▶ Short task: Go through the records underneath and write each one out again exactly.

Extracted records
_ _ _ _ _ _ _

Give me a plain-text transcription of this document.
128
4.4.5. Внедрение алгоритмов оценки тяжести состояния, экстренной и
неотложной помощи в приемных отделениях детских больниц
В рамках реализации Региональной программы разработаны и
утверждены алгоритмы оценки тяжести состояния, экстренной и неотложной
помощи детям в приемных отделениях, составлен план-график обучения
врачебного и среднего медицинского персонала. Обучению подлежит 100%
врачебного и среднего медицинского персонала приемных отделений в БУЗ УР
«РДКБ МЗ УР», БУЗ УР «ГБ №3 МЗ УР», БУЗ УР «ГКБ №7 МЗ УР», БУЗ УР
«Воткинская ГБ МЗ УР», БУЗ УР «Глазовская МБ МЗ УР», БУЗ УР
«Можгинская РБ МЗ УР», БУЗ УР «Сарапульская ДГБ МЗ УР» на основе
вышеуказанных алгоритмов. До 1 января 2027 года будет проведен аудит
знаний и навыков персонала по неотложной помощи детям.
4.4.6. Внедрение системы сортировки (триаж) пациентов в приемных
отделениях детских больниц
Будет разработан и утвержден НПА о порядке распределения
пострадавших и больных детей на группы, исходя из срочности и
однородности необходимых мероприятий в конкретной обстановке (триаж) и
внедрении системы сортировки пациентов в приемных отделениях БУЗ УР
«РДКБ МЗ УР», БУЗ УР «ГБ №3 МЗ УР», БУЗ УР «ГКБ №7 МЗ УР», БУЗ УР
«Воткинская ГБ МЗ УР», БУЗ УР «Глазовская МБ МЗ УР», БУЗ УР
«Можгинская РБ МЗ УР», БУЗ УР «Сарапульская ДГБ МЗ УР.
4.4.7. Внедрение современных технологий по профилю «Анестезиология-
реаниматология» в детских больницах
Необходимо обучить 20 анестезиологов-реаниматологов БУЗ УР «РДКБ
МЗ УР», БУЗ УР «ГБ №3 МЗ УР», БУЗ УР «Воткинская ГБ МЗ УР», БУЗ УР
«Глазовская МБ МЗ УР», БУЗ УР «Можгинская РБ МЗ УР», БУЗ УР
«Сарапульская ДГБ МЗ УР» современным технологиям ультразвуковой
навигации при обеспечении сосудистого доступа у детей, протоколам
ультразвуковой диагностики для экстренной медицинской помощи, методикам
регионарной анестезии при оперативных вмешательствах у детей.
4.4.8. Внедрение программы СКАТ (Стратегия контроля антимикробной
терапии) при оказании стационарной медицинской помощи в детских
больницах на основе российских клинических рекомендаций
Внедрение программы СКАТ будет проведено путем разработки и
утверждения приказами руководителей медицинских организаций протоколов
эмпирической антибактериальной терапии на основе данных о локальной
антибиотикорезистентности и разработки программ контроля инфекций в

_ _ _ _ _ _ _

▶ Answer to this exercise:
Give me a plain-text transcription of this document.
128
4.4.5. Внедрение алгоритмов оценки тяжести состояния, экстренной и
неотложной помощи в приемных отделениях детских больниц
В рамках реализации Региональной программы разработаны и
утверждены алгоритмы оценки тяжести состояния, экстренной и неотложной
помощи детям в приемных отделениях, составлен план-график обучения
врачебного и среднего медицинского персонала. Обучению подлежит 100%
врачебного и среднего медицинского персонала приемных отделений в БУЗ УР
«РДКБ МЗ УР», БУЗ УР «ГБ №3 МЗ УР», БУЗ УР «ГКБ №7 МЗ УР», БУЗ УР
«Воткинская ГБ МЗ УР», БУЗ УР «Глазовская МБ МЗ УР», БУЗ УР
«Можгинская РБ МЗ УР», БУЗ УР «Сарапульская ДГБ МЗ УР» на основе
вышеуказанных алгоритмов. До 1 января 2027 года будет проведен аудит
знаний и навыков персонала по неотложной помощи детям.
4.4.6. Внедрение системы сортировки (триаж) пациентов в приемных
отделениях детских больниц
Будет разработан и утвержден НПА о порядке распределения
пострадавших и больных детей на группы, исходя из срочности и
однородности необходимых мероприятий в конкретной обстановке (триаж) и
внедрении системы сортировки пациентов в приемных отделениях БУЗ УР
«РДКБ МЗ УР», БУЗ УР «ГБ №3 МЗ УР», БУЗ УР «ГКБ №7 МЗ УР», БУЗ УР
«Воткинская ГБ МЗ УР», БУЗ УР «Глазовская МБ МЗ УР», БУЗ УР
«Можгинская РБ МЗ УР», БУЗ УР «Сарапульская ДГБ МЗ УР.
4.4.7. Внедрение современных технологий по профилю «Анестезиология-
реаниматология» в детских больницах
Необходимо обучить 20 анестезиологов-реаниматологов БУЗ УР «РДКБ
МЗ УР», БУЗ УР «ГБ №3 МЗ УР», БУЗ УР «Воткинская ГБ МЗ УР», БУЗ УР
«Глазовская МБ МЗ УР», БУЗ УР «Можгинская РБ МЗ УР», БУЗ УР
«Сарапульская ДГБ МЗ УР» современным технологиям ультразвуковой
навигации при обеспечении сосудистого доступа у детей, протоколам
ультразвуковой диагностики для экстренной медицинской помощи, методикам
регионарной анестезии при оперативных вмешательствах у детей.
4.4.8. Внедрение программы СКАТ (Стратегия контроля антимикробной
терапии) при оказании стационарной медицинской помощи в детских
больницах на основе российских клинических рекомендаций
Внедрение программы СКАТ будет проведено путем разработки и
утверждения приказами руководителей медицинских организаций протоколов
эмпирической антибактериальной терапии на основе данных о локальной
антибиотикорезистентности и разработки программ контроля инфекций в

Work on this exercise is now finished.